*To do*
Below are some records. Copy every line in them that holds "JSON".

━━━━━━━━━━━━━━━━━━━━━━━━━━━━━━

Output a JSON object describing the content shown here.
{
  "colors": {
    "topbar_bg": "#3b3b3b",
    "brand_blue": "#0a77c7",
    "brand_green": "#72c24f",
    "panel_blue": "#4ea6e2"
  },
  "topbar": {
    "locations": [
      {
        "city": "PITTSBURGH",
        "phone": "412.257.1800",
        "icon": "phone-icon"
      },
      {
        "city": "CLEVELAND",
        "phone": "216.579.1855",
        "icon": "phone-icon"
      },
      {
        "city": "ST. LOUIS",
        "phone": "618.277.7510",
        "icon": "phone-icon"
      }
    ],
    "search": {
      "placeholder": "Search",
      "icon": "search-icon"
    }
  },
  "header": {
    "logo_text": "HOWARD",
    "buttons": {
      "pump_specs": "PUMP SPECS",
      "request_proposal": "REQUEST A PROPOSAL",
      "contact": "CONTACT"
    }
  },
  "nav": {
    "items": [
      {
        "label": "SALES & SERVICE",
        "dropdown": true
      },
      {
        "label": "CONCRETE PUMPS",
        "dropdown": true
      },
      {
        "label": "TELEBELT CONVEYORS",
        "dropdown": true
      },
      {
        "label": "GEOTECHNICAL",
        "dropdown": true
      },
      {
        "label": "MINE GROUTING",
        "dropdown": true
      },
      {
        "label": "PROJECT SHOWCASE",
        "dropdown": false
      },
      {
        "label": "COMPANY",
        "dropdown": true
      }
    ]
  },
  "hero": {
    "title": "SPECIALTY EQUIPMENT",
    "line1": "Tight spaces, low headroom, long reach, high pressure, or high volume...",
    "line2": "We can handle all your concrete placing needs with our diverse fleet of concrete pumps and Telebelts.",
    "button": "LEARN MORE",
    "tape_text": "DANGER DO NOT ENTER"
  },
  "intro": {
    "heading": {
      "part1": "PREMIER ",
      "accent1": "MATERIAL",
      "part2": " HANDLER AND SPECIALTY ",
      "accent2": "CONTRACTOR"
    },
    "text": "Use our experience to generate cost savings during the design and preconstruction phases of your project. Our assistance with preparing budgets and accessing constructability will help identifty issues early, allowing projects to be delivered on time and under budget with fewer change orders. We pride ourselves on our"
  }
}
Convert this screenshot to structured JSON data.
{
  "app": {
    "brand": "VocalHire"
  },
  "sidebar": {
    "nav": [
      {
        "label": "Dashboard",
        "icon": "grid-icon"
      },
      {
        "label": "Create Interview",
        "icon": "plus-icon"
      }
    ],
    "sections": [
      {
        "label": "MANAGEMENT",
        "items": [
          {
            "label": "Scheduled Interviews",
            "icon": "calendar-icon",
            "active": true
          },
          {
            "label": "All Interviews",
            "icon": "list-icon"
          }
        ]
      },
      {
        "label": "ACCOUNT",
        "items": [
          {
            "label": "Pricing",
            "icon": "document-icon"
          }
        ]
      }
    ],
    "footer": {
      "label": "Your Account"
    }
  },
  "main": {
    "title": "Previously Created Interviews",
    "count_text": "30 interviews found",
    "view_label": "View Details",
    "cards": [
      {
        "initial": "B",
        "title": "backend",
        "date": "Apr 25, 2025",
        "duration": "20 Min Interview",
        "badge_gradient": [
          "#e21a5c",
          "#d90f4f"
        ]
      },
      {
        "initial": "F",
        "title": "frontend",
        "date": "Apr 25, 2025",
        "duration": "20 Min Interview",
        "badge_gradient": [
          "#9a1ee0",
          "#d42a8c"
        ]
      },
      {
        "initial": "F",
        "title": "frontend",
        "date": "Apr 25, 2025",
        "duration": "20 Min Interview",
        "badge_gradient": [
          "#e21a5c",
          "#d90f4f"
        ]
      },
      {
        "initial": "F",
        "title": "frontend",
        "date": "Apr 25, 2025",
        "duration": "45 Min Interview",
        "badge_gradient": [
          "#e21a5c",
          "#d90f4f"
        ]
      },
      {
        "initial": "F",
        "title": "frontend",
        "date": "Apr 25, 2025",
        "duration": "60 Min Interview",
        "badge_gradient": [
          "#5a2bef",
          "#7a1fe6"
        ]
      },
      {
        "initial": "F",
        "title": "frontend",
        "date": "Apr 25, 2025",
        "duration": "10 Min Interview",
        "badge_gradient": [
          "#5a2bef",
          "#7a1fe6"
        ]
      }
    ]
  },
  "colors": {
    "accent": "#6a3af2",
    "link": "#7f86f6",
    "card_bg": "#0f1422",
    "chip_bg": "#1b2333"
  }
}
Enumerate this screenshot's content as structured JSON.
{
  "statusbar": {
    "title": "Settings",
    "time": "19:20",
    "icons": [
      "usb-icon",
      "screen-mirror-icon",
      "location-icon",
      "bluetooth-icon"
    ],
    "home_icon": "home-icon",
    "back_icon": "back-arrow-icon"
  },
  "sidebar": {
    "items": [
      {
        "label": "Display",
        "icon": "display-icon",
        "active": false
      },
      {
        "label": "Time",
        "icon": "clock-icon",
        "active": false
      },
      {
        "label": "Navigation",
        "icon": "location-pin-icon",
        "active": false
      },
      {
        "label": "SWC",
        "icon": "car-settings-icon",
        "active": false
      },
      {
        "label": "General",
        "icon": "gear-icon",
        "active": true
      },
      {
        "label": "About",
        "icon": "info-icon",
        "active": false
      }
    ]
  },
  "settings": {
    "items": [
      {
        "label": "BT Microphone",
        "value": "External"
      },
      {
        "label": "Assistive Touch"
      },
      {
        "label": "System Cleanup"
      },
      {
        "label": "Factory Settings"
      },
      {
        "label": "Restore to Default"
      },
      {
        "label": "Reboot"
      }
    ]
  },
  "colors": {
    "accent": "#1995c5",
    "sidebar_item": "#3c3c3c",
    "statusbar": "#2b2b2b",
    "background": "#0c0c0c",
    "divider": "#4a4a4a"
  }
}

━━━━━━━━━━━━━━━━━━━━━━━━━━━━━━

*Result below*
Output a JSON object describing the content shown here.
Convert this screenshot to structured JSON data.
Enumerate this screenshot's content as structured JSON.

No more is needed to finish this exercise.